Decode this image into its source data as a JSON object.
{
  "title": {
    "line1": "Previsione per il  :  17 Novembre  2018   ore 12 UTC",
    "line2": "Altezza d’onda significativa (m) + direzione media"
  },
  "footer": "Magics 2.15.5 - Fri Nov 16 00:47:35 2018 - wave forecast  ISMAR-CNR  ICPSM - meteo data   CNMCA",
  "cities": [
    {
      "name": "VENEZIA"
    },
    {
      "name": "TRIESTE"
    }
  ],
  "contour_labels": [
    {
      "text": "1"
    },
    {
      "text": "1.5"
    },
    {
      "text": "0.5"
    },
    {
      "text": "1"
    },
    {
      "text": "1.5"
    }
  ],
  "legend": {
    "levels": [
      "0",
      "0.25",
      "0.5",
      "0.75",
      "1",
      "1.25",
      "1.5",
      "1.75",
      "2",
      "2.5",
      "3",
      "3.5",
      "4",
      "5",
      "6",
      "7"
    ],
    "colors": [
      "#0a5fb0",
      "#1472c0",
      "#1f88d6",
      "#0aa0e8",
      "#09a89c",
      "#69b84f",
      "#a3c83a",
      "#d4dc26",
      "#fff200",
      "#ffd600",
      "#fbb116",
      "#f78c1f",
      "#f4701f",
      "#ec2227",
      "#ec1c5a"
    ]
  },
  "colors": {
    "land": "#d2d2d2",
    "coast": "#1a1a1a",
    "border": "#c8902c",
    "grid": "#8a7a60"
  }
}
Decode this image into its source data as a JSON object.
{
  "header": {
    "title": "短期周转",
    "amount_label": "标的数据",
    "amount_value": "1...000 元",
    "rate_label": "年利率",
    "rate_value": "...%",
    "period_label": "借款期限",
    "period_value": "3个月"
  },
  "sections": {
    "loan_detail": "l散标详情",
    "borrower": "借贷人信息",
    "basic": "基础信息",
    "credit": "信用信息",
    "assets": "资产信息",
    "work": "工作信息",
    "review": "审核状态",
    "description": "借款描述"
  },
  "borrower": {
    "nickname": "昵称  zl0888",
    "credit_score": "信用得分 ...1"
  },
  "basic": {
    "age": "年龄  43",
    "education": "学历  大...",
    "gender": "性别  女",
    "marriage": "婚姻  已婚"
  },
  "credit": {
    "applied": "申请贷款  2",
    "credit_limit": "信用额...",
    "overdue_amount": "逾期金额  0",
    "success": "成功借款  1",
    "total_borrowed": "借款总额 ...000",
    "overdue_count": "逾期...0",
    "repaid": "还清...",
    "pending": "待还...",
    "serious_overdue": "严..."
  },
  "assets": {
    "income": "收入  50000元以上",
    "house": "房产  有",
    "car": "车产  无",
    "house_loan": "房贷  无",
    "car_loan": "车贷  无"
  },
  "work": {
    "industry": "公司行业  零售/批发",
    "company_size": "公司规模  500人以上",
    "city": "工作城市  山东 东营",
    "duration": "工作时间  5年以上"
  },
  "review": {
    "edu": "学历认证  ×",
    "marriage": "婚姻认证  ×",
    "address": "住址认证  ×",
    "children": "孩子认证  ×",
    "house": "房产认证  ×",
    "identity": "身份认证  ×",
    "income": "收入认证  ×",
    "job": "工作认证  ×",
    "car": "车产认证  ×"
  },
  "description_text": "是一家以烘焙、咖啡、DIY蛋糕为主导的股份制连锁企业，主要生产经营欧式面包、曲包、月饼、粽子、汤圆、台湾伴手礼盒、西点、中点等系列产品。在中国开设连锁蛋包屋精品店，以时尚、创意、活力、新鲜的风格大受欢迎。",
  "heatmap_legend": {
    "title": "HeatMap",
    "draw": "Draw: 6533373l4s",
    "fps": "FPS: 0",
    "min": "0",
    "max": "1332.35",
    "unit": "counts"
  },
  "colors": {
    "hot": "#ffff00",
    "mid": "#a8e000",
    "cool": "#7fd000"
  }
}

Stated problem: Please repeat the listing above in full and exactly.

Final result:
Decode this image into its source data as a JSON object.
{
  "title": {
    "line1": "Previsione per il  :  17 Novembre  2018   ore 12 UTC",
    "line2": "Altezza d’onda significativa (m) + direzione media"
  },
  "footer": "Magics 2.15.5 - Fri Nov 16 00:47:35 2018 - wave forecast  ISMAR-CNR  ICPSM - meteo data   CNMCA",
  "cities": [
    {
      "name": "VENEZIA"
    },
    {
      "name": "TRIESTE"
    }
  ],
  "contour_labels": [
    {
      "text": "1"
    },
    {
      "text": "1.5"
    },
    {
      "text": "0.5"
    },
    {
      "text": "1"
    },
    {
      "text": "1.5"
    }
  ],
  "legend": {
    "levels": [
      "0",
      "0.25",
      "0.5",
      "0.75",
      "1",
      "1.25",
      "1.5",
      "1.75",
      "2",
      "2.5",
      "3",
      "3.5",
      "4",
      "5",
      "6",
      "7"
    ],
    "colors": [
      "#0a5fb0",
      "#1472c0",
      "#1f88d6",
      "#0aa0e8",
      "#09a89c",
      "#69b84f",
      "#a3c83a",
      "#d4dc26",
      "#fff200",
      "#ffd600",
      "#fbb116",
      "#f78c1f",
      "#f4701f",
      "#ec2227",
      "#ec1c5a"
    ]
  },
  "colors": {
    "land": "#d2d2d2",
    "coast": "#1a1a1a",
    "border": "#c8902c",
    "grid": "#8a7a60"
  }
}
Decode this image into its source data as a JSON object.
{
  "header": {
    "title": "短期周转",
    "amount_label": "标的数据",
    "amount_value": "1...000 元",
    "rate_label": "年利率",
    "rate_value": "...%",
    "period_label": "借款期限",
    "period_value": "3个月"
  },
  "sections": {
    "loan_detail": "l散标详情",
    "borrower": "借贷人信息",
    "basic": "基础信息",
    "credit": "信用信息",
    "assets": "资产信息",
    "work": "工作信息",
    "review": "审核状态",
    "description": "借款描述"
  },
  "borrower": {
    "nickname": "昵称  zl0888",
    "credit_score": "信用得分 ...1"
  },
  "basic": {
    "age": "年龄  43",
    "education": "学历  大...",
    "gender": "性别  女",
    "marriage": "婚姻  已婚"
  },
  "credit": {
    "applied": "申请贷款  2",
    "credit_limit": "信用额...",
    "overdue_amount": "逾期金额  0",
    "success": "成功借款  1",
    "total_borrowed": "借款总额 ...000",
    "overdue_count": "逾期...0",
    "repaid": "还清...",
    "pending": "待还...",
    "serious_overdue": "严..."
  },
  "assets": {
    "income": "收入  50000元以上",
    "house": "房产  有",
    "car": "车产  无",
    "house_loan": "房贷  无",
    "car_loan": "车贷  无"
  },
  "work": {
    "industry": "公司行业  零售/批发",
    "company_size": "公司规模  500人以上",
    "city": "工作城市  山东 东营",
    "duration": "工作时间  5年以上"
  },
  "review": {
    "edu": "学历认证  ×",
    "marriage": "婚姻认证  ×",
    "address": "住址认证  ×",
    "children": "孩子认证  ×",
    "house": "房产认证  ×",
    "identity": "身份认证  ×",
    "income": "收入认证  ×",
    "job": "工作认证  ×",
    "car": "车产认证  ×"
  },
  "description_text": "是一家以烘焙、咖啡、DIY蛋糕为主导的股份制连锁企业，主要生产经营欧式面包、曲包、月饼、粽子、汤圆、台湾伴手礼盒、西点、中点等系列产品。在中国开设连锁蛋包屋精品店，以时尚、创意、活力、新鲜的风格大受欢迎。",
  "heatmap_legend": {
    "title": "HeatMap",
    "draw": "Draw: 6533373l4s",
    "fps": "FPS: 0",
    "min": "0",
    "max": "1332.35",
    "unit": "counts"
  },
  "colors": {
    "hot": "#ffff00",
    "mid": "#a8e000",
    "cool": "#7fd000"
  }
}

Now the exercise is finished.